[Extracts from a graphics dataset]
************

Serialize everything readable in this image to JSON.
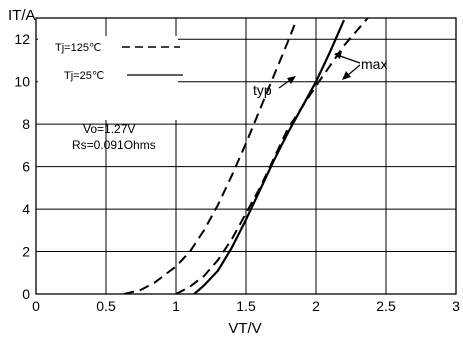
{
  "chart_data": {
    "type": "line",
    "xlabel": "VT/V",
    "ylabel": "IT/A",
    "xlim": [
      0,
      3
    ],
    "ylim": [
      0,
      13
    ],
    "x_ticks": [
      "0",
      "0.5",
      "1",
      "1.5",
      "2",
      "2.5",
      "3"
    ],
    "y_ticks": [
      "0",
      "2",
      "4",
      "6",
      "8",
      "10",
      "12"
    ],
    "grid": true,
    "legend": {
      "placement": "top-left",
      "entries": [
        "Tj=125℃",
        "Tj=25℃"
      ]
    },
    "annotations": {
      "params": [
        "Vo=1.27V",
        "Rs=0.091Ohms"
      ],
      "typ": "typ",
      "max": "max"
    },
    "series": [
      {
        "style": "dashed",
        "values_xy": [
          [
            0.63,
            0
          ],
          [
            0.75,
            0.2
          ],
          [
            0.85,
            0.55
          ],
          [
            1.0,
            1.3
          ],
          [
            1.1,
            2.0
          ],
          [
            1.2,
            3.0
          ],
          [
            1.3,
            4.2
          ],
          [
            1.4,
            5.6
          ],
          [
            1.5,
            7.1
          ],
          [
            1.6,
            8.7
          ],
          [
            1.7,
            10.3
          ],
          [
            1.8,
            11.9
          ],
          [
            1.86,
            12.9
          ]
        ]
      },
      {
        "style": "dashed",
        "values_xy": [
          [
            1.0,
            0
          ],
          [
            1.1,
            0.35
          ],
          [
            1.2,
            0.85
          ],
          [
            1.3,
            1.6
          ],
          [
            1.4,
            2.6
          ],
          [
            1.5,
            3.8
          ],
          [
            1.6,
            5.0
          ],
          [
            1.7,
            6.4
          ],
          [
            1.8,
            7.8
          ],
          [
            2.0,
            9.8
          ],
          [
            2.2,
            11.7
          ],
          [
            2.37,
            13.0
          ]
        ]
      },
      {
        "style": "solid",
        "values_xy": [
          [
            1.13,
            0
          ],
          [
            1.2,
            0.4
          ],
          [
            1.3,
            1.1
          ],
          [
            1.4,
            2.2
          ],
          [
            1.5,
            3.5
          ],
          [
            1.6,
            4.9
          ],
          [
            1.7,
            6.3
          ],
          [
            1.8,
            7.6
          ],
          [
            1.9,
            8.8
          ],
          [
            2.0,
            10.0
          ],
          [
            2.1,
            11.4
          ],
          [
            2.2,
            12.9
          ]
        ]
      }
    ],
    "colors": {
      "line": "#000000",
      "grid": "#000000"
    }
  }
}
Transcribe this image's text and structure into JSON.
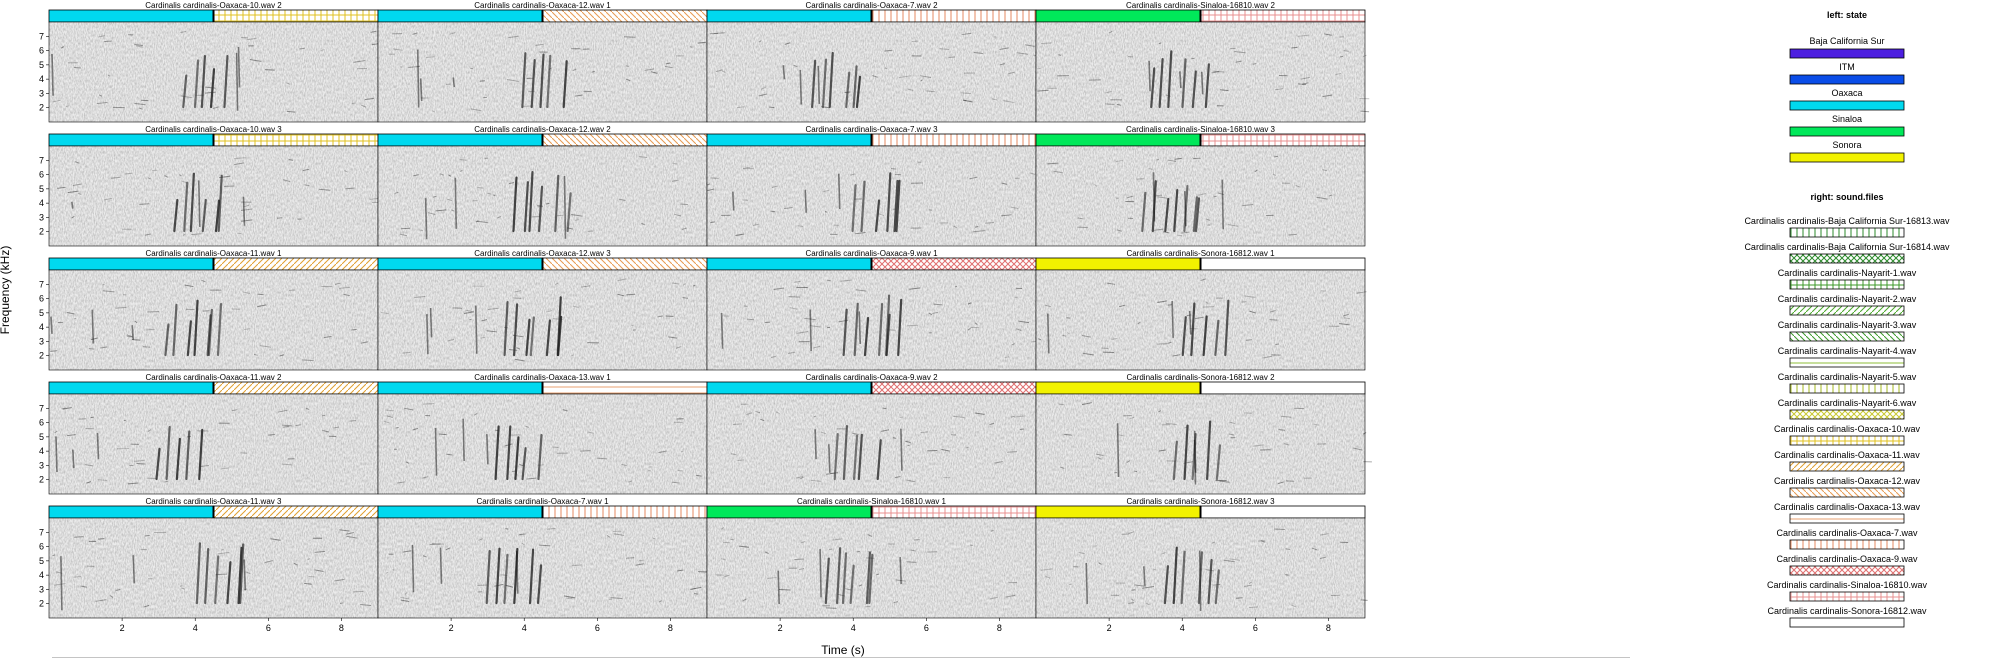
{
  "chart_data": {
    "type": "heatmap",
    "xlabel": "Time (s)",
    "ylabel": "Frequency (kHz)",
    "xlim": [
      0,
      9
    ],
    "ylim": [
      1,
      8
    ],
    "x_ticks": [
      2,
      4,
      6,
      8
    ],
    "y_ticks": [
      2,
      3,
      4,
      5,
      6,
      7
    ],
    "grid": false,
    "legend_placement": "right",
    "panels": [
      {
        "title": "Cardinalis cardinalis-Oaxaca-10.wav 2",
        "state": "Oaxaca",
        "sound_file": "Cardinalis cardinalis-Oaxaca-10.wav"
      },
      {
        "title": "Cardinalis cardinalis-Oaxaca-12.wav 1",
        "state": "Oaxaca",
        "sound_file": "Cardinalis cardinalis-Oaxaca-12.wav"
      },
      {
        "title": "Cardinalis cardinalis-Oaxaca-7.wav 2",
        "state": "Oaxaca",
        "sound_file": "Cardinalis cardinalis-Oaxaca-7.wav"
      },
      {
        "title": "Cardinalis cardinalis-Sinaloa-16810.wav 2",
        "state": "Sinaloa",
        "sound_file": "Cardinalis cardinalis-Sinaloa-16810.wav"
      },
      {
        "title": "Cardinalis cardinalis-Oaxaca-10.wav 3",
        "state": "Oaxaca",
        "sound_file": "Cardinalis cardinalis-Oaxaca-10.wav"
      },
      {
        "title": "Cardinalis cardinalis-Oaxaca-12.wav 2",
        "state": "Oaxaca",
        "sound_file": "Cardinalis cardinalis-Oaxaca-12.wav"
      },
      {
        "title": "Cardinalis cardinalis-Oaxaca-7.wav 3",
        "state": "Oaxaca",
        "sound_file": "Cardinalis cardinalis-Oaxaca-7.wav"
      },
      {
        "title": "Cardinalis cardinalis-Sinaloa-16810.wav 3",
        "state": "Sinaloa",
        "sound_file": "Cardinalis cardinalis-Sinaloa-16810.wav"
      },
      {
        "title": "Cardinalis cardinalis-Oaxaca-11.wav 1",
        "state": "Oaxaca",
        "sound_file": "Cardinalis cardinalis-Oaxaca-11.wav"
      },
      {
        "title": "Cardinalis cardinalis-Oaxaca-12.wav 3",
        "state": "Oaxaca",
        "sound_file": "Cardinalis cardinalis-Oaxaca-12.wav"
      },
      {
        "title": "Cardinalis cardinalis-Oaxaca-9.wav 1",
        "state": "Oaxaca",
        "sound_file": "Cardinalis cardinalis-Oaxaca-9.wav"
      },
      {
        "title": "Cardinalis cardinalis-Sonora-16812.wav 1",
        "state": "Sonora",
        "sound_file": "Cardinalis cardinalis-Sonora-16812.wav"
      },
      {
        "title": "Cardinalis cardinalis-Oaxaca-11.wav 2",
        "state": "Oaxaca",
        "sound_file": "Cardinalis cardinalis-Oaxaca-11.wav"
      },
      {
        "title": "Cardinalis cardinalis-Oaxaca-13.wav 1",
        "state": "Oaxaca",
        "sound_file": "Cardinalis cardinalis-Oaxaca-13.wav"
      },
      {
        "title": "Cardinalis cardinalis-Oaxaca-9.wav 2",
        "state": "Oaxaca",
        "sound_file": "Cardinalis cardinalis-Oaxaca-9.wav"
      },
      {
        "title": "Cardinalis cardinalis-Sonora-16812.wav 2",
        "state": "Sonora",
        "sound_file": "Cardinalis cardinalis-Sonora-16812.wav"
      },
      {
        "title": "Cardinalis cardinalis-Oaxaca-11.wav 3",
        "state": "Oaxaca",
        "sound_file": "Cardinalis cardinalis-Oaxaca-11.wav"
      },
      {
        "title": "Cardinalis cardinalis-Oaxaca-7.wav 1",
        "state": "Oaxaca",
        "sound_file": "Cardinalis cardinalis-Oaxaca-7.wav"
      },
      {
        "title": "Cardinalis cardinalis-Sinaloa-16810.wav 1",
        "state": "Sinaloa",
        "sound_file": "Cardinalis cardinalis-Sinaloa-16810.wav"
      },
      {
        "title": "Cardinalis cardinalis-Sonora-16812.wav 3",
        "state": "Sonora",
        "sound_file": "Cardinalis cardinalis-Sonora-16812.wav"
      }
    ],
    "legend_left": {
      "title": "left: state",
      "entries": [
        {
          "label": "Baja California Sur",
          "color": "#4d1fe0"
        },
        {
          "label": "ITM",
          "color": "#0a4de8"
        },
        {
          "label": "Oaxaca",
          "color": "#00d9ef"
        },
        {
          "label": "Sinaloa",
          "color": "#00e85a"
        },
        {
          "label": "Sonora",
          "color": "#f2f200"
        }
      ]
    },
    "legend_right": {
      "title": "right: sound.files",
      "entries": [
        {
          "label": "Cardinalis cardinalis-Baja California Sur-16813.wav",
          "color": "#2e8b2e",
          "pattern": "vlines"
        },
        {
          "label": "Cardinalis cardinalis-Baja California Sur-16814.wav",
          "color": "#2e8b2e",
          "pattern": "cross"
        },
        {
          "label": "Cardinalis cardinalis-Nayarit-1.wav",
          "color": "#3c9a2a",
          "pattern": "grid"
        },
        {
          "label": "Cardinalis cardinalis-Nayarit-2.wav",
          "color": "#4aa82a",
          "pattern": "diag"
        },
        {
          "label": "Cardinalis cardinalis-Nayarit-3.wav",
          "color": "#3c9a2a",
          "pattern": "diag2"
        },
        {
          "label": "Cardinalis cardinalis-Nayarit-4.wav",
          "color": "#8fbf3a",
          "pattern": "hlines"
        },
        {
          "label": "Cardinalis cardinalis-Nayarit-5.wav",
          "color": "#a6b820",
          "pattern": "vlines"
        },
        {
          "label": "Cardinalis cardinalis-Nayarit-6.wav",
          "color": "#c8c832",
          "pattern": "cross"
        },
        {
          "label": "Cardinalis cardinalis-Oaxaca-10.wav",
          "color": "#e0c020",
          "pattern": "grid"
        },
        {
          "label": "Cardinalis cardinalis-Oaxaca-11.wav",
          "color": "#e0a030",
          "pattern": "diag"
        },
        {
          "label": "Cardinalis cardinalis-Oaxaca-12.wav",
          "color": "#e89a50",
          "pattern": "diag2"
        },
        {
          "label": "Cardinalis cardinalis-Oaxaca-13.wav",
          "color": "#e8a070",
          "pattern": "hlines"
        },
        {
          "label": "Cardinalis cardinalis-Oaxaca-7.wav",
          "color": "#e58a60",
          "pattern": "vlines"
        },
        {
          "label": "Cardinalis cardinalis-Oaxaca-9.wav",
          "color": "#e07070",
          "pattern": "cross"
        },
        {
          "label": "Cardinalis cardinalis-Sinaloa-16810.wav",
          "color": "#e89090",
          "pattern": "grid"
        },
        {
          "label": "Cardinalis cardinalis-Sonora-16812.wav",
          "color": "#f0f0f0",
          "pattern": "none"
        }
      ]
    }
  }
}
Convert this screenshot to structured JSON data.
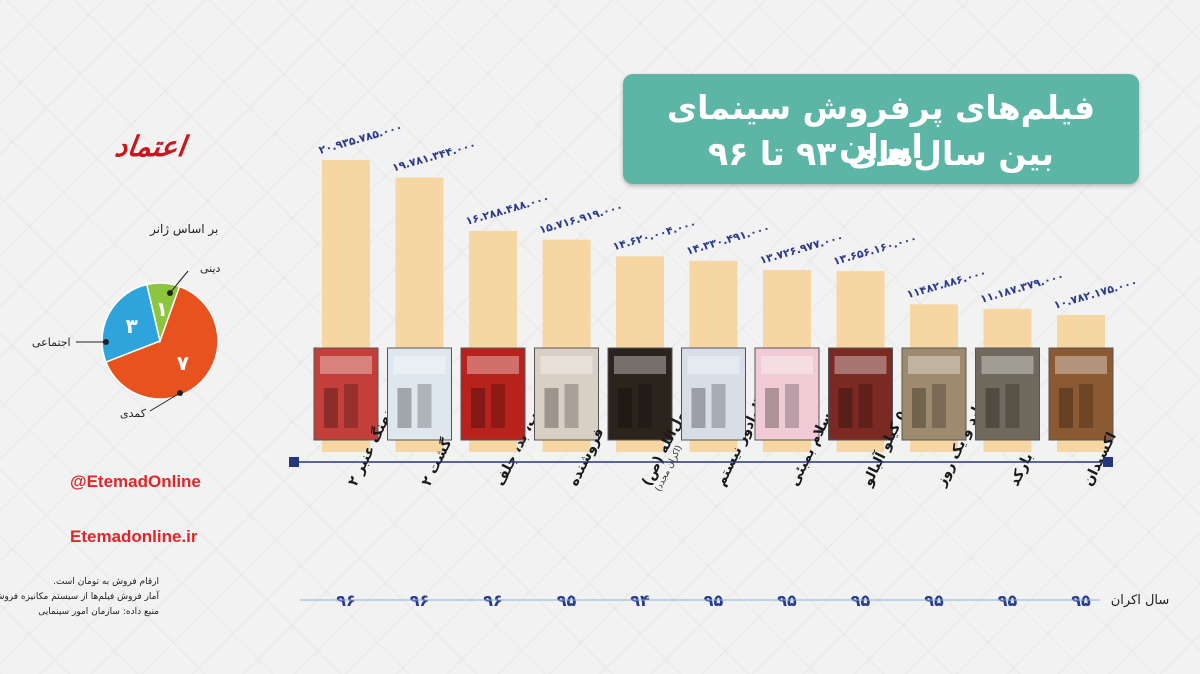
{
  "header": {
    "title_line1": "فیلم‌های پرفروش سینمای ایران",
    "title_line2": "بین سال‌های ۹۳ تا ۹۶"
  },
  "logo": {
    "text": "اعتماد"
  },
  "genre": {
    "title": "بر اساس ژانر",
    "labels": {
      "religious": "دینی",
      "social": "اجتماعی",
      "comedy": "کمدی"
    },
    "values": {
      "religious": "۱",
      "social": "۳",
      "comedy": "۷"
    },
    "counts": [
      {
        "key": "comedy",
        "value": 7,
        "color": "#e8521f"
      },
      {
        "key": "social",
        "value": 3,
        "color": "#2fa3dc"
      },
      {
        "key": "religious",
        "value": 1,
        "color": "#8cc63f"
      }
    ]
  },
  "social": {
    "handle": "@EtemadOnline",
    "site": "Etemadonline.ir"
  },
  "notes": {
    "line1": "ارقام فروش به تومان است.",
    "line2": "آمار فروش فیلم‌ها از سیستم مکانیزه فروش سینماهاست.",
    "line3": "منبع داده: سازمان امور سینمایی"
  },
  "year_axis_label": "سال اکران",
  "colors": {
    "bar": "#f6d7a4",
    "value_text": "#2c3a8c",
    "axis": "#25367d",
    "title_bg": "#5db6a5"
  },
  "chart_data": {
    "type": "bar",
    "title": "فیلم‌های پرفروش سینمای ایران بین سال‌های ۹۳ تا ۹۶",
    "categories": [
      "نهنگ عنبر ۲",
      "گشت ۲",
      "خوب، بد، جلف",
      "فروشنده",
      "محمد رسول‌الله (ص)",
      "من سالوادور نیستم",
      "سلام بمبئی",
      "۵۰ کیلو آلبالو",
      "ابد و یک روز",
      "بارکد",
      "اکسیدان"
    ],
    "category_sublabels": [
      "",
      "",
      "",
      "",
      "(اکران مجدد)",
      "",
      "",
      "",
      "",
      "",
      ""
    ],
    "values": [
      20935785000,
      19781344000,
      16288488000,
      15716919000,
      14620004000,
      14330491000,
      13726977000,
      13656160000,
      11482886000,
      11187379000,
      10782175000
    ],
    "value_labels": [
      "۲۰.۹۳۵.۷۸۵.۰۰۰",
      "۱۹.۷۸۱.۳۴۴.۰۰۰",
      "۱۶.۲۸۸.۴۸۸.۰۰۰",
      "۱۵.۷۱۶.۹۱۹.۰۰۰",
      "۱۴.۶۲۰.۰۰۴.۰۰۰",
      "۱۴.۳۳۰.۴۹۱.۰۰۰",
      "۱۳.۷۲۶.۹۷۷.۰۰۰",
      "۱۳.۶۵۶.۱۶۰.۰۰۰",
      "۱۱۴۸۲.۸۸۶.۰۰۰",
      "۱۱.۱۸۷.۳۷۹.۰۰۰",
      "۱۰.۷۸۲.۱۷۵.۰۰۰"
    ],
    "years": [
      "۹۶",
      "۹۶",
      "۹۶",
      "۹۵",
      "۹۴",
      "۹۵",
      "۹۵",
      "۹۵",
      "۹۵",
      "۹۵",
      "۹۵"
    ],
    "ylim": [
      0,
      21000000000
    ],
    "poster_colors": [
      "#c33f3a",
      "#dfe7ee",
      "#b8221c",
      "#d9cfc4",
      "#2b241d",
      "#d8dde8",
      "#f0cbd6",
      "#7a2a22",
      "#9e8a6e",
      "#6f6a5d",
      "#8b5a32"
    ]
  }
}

************

▶ **THE REQUEST**
From the material above, copy each line that includes the word "فیلم".

▶ **THE ANSWER**
    "title_line1": "فیلم‌های پرفروش سینمای ایران",
    "line2": "آمار فروش فیلم‌ها از سیستم مکانیزه فروش سینماهاست.",
    "title": "فیلم‌های پرفروش سینمای ایران بین سال‌های ۹۳ تا ۹۶",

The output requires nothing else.